PROVIDED RECORDS:
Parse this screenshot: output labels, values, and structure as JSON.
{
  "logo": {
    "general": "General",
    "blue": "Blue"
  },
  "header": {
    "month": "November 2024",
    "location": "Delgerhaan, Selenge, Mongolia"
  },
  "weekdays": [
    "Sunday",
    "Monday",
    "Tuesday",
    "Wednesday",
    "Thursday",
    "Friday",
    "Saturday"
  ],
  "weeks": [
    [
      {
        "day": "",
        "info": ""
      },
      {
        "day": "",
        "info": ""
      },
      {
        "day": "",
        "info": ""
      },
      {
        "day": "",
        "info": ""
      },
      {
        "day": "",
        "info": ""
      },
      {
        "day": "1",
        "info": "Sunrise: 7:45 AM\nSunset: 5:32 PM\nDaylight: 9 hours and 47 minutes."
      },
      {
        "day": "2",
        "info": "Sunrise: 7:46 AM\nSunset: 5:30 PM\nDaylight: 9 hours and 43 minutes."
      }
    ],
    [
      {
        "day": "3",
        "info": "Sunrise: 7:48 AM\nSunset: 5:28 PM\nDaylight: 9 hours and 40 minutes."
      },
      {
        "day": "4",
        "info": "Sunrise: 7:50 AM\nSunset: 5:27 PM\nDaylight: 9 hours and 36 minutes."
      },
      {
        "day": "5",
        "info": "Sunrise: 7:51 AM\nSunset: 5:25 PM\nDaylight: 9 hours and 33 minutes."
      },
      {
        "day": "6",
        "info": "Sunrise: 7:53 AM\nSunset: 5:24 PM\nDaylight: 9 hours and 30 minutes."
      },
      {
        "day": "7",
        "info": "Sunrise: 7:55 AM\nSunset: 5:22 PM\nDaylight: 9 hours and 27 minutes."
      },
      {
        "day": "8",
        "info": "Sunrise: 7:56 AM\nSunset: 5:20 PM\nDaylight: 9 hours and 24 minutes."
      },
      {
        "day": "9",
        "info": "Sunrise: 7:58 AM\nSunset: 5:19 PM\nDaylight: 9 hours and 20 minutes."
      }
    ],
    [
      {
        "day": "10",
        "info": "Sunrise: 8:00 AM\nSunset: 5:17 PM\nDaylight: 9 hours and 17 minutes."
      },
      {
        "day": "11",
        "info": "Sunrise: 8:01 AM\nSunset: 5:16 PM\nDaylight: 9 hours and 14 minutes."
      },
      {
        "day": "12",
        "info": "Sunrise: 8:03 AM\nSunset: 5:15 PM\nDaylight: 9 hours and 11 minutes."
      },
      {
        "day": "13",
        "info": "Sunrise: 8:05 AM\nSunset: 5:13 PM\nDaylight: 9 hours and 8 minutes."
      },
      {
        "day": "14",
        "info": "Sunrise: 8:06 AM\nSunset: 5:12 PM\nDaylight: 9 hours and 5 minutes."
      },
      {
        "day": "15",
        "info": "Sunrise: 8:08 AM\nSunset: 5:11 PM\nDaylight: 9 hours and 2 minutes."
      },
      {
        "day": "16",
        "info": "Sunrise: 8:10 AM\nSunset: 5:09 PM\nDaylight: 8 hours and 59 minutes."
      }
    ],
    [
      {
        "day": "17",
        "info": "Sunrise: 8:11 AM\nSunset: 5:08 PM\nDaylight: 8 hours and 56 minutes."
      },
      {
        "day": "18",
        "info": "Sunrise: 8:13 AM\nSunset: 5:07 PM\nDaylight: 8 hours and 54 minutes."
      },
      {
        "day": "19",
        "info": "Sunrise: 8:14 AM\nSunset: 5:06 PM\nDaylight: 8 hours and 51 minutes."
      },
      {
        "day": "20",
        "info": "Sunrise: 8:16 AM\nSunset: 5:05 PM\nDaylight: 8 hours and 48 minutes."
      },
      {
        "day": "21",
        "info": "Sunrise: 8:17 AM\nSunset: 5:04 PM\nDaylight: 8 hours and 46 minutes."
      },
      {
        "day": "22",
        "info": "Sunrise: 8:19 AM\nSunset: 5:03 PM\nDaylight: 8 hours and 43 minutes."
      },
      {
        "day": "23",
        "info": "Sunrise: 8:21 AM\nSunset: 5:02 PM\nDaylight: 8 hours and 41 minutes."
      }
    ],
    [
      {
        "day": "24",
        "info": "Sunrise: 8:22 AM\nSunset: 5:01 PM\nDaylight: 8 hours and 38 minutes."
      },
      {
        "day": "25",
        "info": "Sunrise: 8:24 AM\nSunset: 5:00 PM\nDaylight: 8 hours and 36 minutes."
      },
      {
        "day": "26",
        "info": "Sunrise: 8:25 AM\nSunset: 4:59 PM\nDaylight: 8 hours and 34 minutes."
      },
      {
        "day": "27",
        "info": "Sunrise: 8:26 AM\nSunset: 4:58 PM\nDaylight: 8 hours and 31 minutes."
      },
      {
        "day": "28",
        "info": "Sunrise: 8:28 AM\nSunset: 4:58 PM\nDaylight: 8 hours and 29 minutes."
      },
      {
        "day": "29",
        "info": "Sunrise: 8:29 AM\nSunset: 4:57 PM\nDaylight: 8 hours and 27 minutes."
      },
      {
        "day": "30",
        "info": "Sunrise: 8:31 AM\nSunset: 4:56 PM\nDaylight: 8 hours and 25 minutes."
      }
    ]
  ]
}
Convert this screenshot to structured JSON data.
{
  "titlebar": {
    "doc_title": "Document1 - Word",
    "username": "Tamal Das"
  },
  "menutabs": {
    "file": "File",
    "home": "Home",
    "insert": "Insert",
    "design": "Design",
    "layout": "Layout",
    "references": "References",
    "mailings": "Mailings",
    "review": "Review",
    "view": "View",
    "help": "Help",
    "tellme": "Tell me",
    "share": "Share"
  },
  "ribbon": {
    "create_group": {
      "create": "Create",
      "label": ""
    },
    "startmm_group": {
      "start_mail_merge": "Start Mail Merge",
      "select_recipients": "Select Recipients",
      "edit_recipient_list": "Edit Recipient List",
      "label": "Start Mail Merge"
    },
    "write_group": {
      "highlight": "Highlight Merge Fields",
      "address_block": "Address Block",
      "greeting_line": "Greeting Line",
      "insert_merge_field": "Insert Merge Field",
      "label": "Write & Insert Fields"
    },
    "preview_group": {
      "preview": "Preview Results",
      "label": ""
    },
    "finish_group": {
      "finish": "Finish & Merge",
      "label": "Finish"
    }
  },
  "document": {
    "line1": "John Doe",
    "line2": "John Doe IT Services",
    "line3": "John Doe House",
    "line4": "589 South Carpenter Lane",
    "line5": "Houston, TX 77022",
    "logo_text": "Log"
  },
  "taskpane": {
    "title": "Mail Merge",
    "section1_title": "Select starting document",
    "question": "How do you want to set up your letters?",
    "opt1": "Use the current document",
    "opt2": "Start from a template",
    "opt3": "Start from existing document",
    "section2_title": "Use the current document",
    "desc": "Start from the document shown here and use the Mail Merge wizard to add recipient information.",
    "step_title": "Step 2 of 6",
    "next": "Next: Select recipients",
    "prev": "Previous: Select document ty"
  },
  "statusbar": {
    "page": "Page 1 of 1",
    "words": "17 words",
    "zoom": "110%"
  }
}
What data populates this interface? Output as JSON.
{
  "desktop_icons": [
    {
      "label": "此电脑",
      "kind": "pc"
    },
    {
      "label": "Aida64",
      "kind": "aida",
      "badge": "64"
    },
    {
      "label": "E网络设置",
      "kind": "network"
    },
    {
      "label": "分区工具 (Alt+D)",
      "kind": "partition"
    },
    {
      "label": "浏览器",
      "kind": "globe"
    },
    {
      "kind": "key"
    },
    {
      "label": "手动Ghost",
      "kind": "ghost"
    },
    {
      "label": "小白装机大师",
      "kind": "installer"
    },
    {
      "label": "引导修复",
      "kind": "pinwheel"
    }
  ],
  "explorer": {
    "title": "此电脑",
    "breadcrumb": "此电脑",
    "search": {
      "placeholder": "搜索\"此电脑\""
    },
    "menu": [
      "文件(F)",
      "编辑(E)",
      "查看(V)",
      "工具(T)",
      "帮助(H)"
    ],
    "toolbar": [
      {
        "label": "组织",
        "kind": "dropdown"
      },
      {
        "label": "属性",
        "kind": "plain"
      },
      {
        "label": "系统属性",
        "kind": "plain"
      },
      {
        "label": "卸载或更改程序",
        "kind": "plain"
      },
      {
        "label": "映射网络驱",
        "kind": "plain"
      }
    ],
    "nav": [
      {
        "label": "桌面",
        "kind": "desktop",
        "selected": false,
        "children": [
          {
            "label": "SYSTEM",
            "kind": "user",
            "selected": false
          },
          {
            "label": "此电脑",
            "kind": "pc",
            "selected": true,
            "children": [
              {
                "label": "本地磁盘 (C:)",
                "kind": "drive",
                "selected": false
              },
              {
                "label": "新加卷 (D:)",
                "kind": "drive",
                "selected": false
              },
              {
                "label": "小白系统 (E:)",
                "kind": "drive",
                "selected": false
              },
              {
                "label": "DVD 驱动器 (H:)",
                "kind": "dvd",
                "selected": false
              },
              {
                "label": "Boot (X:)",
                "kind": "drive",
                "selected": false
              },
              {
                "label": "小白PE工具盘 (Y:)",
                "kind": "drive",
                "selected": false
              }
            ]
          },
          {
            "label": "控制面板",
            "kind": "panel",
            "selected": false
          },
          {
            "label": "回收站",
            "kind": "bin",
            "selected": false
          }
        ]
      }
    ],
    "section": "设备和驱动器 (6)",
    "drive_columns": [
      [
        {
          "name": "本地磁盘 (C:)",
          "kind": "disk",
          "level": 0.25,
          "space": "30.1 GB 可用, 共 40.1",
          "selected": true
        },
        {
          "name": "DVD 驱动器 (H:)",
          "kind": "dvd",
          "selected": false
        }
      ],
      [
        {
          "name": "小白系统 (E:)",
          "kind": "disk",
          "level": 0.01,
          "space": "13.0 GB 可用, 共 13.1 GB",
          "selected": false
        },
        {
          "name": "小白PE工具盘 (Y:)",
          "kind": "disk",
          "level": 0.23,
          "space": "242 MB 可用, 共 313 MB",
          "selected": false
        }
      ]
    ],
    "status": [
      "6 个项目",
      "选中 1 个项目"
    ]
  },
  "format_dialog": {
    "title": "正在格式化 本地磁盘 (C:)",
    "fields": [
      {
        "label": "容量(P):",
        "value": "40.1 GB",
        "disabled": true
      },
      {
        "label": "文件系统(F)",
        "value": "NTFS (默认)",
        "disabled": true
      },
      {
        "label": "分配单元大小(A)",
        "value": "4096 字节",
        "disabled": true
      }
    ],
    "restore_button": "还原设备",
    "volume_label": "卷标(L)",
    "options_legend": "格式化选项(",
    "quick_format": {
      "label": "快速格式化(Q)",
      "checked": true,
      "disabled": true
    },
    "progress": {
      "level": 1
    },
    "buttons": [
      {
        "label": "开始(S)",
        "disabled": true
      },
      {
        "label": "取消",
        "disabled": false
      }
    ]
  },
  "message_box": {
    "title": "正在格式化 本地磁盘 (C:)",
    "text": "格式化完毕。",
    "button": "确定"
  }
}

EXERCISE BRIEF: Pull out every line in the material above where "from" occurs.

WORKED ANSWER:
    "opt2": "Start from a template",
    "opt3": "Start from existing document",
    "desc": "Start from the document shown here and use the Mail Merge wizard to add recipient information.",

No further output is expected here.